## Set exercise
Go through the listing and pick out each line with the word "XLMUSDT" in it.

** begin Exercise materials **

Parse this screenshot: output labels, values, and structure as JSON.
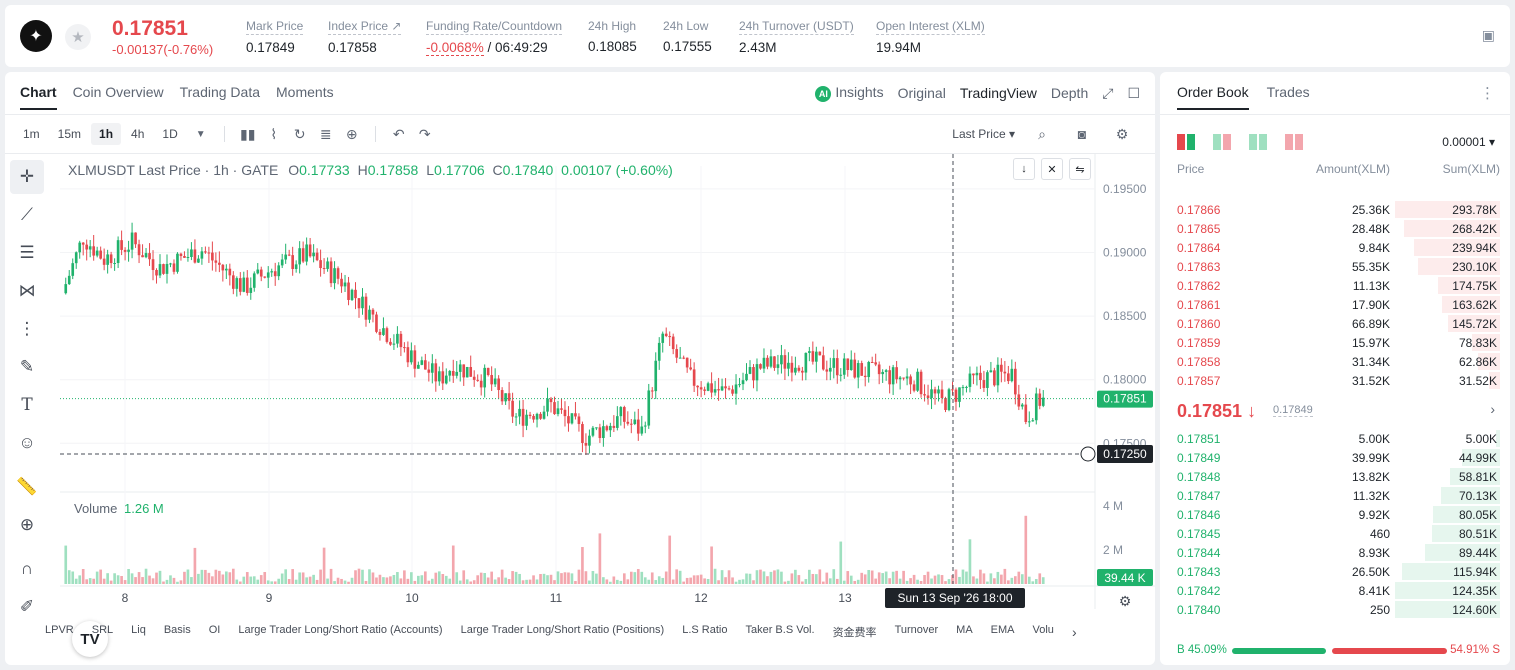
{
  "ticker": {
    "last_price": "0.17851",
    "change": "-0.00137(-0.76%)",
    "stats": [
      {
        "label": "Mark Price",
        "value": "0.17849"
      },
      {
        "label": "Index Price ↗",
        "value": "0.17858"
      },
      {
        "label": "Funding Rate/Countdown",
        "value_neg": "-0.0068%",
        "value_rest": " / 06:49:29"
      },
      {
        "label": "24h High",
        "value": "0.18085"
      },
      {
        "label": "24h Low",
        "value": "0.17555"
      },
      {
        "label": "24h Turnover (USDT)",
        "value": "2.43M"
      },
      {
        "label": "Open Interest (XLM)",
        "value": "19.94M"
      }
    ]
  },
  "chart_panel": {
    "tabs": [
      "Chart",
      "Coin Overview",
      "Trading Data",
      "Moments"
    ],
    "views": [
      "Insights",
      "Original",
      "TradingView",
      "Depth"
    ],
    "timeframes": [
      "1m",
      "15m",
      "1h",
      "4h",
      "1D"
    ],
    "price_type": "Last Price ▾",
    "legend": {
      "symbol": "XLMUSDT Last Price · 1h · GATE",
      "o": "0.17733",
      "h": "0.17858",
      "l": "0.17706",
      "c": "0.17840",
      "chg": "0.00107 (+0.60%)"
    },
    "volume_label": "Volume",
    "volume_value": "1.26 M",
    "price_ticks": [
      "0.19500",
      "0.19000",
      "0.18500",
      "0.18000",
      "0.17500"
    ],
    "volume_ticks": [
      "4 M",
      "2 M"
    ],
    "date_ticks": [
      "8",
      "9",
      "10",
      "11",
      "12",
      "13"
    ],
    "last_price_tag": "0.17851",
    "crosshair_price": "0.17250",
    "volume_tag": "39.44 K",
    "crosshair_time": "Sun 13 Sep '26   18:00",
    "indicators": [
      "LPVR",
      "SRL",
      "Liq",
      "Basis",
      "OI",
      "Large Trader Long/Short Ratio (Accounts)",
      "Large Trader Long/Short Ratio (Positions)",
      "L.S Ratio",
      "Taker B.S Vol.",
      "资金费率",
      "Turnover",
      "MA",
      "EMA",
      "Volu"
    ]
  },
  "chart_data": {
    "type": "candlestick",
    "title": "XLMUSDT Last Price · 1h · GATE",
    "interval": "1h",
    "ylim": [
      0.1718,
      0.1968
    ],
    "y_ticks": [
      0.195,
      0.19,
      0.185,
      0.18,
      0.175
    ],
    "x_ticks": [
      "8",
      "9",
      "10",
      "11",
      "12",
      "13"
    ],
    "ohlc_last": {
      "open": 0.17733,
      "high": 0.17858,
      "low": 0.17706,
      "close": 0.1784
    },
    "last_price": 0.17851,
    "volume_last": "1.26 M",
    "volume_axis": [
      "2 M",
      "4 M"
    ]
  },
  "orderbook": {
    "tabs": [
      "Order Book",
      "Trades"
    ],
    "precision": "0.00001 ▾",
    "headers": {
      "price": "Price",
      "amount": "Amount(XLM)",
      "sum": "Sum(XLM)"
    },
    "asks": [
      {
        "p": "0.17866",
        "a": "25.36K",
        "s": "293.78K",
        "d": 1.0
      },
      {
        "p": "0.17865",
        "a": "28.48K",
        "s": "268.42K",
        "d": 0.914
      },
      {
        "p": "0.17864",
        "a": "9.84K",
        "s": "239.94K",
        "d": 0.817
      },
      {
        "p": "0.17863",
        "a": "55.35K",
        "s": "230.10K",
        "d": 0.783
      },
      {
        "p": "0.17862",
        "a": "11.13K",
        "s": "174.75K",
        "d": 0.595
      },
      {
        "p": "0.17861",
        "a": "17.90K",
        "s": "163.62K",
        "d": 0.557
      },
      {
        "p": "0.17860",
        "a": "66.89K",
        "s": "145.72K",
        "d": 0.496
      },
      {
        "p": "0.17859",
        "a": "15.97K",
        "s": "78.83K",
        "d": 0.268
      },
      {
        "p": "0.17858",
        "a": "31.34K",
        "s": "62.86K",
        "d": 0.214
      },
      {
        "p": "0.17857",
        "a": "31.52K",
        "s": "31.52K",
        "d": 0.107
      }
    ],
    "mid_price": "0.17851 ↓",
    "mid_mark": "0.17849",
    "bids": [
      {
        "p": "0.17851",
        "a": "5.00K",
        "s": "5.00K",
        "d": 0.04
      },
      {
        "p": "0.17849",
        "a": "39.99K",
        "s": "44.99K",
        "d": 0.361
      },
      {
        "p": "0.17848",
        "a": "13.82K",
        "s": "58.81K",
        "d": 0.472
      },
      {
        "p": "0.17847",
        "a": "11.32K",
        "s": "70.13K",
        "d": 0.562
      },
      {
        "p": "0.17846",
        "a": "9.92K",
        "s": "80.05K",
        "d": 0.642
      },
      {
        "p": "0.17845",
        "a": "460",
        "s": "80.51K",
        "d": 0.646
      },
      {
        "p": "0.17844",
        "a": "8.93K",
        "s": "89.44K",
        "d": 0.717
      },
      {
        "p": "0.17843",
        "a": "26.50K",
        "s": "115.94K",
        "d": 0.93
      },
      {
        "p": "0.17842",
        "a": "8.41K",
        "s": "124.35K",
        "d": 0.997
      },
      {
        "p": "0.17840",
        "a": "250",
        "s": "124.60K",
        "d": 1.0
      }
    ],
    "buy_ratio": "B 45.09%",
    "sell_ratio": "54.91% S",
    "buy_fraction": 0.4509
  },
  "colors": {
    "up": "#20b26c",
    "down": "#e5484d",
    "up_vol": "#9fe0c0",
    "down_vol": "#f3a6ad"
  }
}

** end Exercise materials **

## Finished task
      "symbol": "XLMUSDT Last Price · 1h · GATE",
    "title": "XLMUSDT Last Price · 1h · GATE",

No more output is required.